*DATA FOR THIS TASK*
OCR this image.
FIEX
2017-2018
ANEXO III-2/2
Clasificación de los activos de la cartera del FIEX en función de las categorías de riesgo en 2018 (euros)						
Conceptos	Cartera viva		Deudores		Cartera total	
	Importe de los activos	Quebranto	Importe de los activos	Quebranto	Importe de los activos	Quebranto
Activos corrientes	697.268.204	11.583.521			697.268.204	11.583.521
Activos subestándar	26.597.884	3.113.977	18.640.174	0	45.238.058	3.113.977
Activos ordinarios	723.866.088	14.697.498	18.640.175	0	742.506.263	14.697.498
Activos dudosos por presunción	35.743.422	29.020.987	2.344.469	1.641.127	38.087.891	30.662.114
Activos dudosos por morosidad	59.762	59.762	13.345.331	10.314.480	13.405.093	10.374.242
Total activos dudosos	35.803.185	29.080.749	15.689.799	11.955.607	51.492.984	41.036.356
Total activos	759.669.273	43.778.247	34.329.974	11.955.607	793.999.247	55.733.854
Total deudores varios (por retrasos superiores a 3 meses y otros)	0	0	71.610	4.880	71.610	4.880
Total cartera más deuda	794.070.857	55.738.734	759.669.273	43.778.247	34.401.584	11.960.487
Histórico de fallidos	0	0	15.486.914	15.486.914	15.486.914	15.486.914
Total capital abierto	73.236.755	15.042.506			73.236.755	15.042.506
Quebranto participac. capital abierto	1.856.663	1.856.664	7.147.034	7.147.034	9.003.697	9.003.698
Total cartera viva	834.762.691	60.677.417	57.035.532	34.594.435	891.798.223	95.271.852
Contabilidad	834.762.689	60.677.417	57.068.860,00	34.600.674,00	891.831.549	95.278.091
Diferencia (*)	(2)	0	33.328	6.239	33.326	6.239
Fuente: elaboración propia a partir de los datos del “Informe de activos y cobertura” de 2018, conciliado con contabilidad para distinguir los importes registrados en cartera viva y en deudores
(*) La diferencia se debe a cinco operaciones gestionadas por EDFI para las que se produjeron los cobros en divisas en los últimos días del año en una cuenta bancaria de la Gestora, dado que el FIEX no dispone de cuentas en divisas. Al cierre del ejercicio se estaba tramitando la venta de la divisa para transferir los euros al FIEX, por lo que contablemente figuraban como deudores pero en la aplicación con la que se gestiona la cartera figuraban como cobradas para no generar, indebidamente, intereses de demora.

*EXERCISE BRIEF*
Filter the records for lines holding the string "Quebranto". Copy each one.

*SOLUTION TO THIS EXERCISE*
	Importe de los activos	Quebranto	Importe de los activos	Quebranto	Importe de los activos	Quebranto
Quebranto participac. capital abierto	1.856.663	1.856.664	7.147.034	7.147.034	9.003.697	9.003.698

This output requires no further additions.